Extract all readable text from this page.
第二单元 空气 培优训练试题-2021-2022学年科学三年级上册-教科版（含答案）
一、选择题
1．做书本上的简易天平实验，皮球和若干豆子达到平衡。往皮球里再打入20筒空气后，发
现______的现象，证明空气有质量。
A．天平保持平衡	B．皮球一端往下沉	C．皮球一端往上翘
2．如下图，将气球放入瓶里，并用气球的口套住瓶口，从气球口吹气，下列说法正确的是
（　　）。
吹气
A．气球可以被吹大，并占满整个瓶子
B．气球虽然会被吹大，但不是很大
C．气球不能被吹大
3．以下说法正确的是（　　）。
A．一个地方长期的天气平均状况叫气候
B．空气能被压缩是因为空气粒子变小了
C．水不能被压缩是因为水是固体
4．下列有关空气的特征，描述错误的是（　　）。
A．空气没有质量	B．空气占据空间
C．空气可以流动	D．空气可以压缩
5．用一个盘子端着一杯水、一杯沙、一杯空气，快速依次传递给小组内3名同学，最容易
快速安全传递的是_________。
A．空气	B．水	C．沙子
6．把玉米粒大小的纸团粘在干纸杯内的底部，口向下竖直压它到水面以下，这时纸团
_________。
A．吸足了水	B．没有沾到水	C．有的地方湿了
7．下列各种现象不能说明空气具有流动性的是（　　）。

_ _ _ _ _

Give the records above again, word for word.

Extract all readable text from this page.
第二单元 空气 培优训练试题-2021-2022学年科学三年级上册-教科版（含答案）
一、选择题
1．做书本上的简易天平实验，皮球和若干豆子达到平衡。往皮球里再打入20筒空气后，发
现______的现象，证明空气有质量。
A．天平保持平衡	B．皮球一端往下沉	C．皮球一端往上翘
2．如下图，将气球放入瓶里，并用气球的口套住瓶口，从气球口吹气，下列说法正确的是
（　　）。
吹气
A．气球可以被吹大，并占满整个瓶子
B．气球虽然会被吹大，但不是很大
C．气球不能被吹大
3．以下说法正确的是（　　）。
A．一个地方长期的天气平均状况叫气候
B．空气能被压缩是因为空气粒子变小了
C．水不能被压缩是因为水是固体
4．下列有关空气的特征，描述错误的是（　　）。
A．空气没有质量	B．空气占据空间
C．空气可以流动	D．空气可以压缩
5．用一个盘子端着一杯水、一杯沙、一杯空气，快速依次传递给小组内3名同学，最容易
快速安全传递的是_________。
A．空气	B．水	C．沙子
6．把玉米粒大小的纸团粘在干纸杯内的底部，口向下竖直压它到水面以下，这时纸团
_________。
A．吸足了水	B．没有沾到水	C．有的地方湿了
7．下列各种现象不能说明空气具有流动性的是（　　）。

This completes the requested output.